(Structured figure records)
— start —

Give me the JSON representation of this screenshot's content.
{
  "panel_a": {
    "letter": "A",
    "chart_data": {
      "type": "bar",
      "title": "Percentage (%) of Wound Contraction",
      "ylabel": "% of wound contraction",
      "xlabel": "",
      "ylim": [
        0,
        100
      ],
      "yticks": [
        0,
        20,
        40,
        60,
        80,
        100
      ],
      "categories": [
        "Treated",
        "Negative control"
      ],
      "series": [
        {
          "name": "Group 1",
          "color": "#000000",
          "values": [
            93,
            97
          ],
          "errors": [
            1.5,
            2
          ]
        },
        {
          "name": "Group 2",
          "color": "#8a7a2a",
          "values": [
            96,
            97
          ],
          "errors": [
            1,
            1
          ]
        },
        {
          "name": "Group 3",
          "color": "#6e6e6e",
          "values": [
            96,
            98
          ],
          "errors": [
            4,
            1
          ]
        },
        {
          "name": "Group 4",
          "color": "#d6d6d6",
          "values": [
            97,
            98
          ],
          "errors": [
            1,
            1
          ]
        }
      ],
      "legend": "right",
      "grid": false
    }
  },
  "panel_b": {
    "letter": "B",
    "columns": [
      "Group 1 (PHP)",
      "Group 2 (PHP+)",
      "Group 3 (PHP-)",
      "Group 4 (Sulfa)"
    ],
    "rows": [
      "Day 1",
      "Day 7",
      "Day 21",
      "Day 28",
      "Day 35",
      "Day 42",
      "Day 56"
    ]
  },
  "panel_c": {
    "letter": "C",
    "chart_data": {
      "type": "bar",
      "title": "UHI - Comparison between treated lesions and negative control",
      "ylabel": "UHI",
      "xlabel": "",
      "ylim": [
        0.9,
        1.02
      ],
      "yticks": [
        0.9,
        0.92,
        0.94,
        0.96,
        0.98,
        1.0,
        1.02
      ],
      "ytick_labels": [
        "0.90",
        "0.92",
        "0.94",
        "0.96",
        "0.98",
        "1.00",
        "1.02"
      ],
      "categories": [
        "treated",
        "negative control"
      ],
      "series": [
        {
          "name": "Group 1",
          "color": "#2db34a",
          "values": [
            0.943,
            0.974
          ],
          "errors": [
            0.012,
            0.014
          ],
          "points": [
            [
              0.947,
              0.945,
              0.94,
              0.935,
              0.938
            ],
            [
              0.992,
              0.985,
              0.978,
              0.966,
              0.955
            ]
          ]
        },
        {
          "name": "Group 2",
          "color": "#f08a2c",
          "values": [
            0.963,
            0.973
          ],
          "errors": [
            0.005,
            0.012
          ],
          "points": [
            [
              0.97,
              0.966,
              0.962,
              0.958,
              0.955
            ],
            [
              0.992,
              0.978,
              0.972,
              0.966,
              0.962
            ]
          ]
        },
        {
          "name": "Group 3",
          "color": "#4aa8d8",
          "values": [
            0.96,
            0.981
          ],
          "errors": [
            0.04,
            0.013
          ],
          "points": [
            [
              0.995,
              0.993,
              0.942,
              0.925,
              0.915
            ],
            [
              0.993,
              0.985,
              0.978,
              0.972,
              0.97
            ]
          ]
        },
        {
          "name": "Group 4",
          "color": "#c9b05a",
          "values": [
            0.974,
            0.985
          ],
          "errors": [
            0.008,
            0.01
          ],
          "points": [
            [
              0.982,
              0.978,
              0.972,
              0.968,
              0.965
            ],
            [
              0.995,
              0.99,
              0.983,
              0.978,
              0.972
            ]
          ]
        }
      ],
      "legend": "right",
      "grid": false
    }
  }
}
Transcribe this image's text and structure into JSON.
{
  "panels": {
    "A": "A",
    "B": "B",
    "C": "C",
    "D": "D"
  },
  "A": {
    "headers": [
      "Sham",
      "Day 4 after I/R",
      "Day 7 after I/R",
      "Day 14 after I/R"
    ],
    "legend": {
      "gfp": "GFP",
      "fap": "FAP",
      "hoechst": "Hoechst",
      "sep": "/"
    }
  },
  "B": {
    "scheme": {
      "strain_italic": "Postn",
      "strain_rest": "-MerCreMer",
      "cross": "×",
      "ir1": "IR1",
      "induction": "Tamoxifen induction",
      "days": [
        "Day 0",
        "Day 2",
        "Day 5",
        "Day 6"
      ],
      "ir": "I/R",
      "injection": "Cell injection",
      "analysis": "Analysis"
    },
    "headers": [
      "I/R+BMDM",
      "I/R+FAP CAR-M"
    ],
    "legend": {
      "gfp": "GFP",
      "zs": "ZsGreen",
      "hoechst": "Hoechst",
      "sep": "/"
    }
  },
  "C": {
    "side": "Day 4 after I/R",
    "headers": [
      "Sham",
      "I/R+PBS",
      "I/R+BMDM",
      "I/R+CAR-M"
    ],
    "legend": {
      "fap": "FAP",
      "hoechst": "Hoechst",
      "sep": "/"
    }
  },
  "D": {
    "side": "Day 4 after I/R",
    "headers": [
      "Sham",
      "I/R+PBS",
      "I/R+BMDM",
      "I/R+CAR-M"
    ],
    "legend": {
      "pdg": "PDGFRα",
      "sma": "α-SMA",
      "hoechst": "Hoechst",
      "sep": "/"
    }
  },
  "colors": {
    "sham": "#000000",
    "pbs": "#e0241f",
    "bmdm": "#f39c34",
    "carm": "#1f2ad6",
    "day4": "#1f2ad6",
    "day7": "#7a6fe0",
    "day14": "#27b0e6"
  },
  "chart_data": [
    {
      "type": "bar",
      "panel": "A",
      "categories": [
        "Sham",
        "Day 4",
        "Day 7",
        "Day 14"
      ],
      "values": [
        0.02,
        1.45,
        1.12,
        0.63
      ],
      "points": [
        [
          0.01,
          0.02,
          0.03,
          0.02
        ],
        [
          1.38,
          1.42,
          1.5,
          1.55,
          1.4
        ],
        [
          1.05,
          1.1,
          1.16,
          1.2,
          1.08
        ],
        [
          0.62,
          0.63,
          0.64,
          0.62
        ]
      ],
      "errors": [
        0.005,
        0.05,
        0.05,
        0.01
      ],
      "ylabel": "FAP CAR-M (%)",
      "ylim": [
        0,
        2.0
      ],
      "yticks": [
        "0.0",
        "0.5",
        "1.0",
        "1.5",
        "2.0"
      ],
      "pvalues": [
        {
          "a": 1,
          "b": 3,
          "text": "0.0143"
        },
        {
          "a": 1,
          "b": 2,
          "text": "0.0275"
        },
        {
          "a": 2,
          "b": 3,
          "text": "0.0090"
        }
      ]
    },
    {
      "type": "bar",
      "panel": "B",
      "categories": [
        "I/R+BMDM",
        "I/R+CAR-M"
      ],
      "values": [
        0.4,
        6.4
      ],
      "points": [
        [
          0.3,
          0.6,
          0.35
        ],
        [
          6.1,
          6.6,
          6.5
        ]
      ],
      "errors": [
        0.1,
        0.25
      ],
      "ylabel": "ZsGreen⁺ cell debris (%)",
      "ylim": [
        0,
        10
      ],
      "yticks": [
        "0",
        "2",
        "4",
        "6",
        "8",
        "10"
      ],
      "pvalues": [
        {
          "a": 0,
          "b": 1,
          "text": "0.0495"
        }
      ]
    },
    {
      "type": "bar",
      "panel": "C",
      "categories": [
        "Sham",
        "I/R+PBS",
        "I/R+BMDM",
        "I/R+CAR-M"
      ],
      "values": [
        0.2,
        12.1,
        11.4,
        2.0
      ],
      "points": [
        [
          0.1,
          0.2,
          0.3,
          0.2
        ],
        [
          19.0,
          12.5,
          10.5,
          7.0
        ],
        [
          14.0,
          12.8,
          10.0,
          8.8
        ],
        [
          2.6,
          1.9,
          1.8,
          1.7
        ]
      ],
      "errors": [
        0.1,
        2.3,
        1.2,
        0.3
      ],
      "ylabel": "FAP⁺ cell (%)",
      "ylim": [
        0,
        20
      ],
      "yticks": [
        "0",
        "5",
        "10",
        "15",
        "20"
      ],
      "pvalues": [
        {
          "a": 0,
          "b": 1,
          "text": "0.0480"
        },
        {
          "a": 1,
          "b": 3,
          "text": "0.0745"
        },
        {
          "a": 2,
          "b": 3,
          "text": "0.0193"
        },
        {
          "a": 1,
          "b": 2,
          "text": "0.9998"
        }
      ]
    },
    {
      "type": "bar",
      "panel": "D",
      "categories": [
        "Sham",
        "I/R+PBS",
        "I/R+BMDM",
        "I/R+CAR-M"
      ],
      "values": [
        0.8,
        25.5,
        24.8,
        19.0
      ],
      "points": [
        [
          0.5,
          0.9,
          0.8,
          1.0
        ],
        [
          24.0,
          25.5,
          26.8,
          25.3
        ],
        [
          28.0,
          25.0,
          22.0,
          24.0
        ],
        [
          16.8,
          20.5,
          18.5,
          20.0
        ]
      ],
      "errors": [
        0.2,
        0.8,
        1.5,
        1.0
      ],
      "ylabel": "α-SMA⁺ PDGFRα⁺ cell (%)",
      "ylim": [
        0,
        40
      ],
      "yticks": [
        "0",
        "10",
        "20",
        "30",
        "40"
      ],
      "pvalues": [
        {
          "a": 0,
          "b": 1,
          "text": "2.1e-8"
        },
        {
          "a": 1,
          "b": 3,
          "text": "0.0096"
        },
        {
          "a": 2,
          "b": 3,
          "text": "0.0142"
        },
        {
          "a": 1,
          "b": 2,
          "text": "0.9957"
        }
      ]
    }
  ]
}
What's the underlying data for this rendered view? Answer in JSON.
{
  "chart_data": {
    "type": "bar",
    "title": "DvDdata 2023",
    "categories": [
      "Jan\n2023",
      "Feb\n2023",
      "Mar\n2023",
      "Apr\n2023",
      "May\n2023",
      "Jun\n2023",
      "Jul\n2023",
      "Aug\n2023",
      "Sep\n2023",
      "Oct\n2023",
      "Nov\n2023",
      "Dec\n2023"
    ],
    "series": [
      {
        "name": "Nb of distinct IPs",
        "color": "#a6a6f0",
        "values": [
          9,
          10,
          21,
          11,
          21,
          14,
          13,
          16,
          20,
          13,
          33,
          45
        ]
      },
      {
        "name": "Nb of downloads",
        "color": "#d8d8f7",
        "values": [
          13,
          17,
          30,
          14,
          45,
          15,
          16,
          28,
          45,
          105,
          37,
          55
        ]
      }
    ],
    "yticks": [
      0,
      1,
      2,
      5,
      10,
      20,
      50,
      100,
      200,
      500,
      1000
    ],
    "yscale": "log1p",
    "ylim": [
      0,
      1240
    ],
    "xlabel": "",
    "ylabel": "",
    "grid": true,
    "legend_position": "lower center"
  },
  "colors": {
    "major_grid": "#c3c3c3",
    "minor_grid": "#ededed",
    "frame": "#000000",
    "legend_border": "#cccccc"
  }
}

— end —

* **Exercise task**:
Look above for every line with the word "this" and copy it.

* **The answer**:
Give me the JSON representation of this screenshot's content.
Transcribe this image's text and structure into JSON.
What's the underlying data for this rendered view? Answer in JSON.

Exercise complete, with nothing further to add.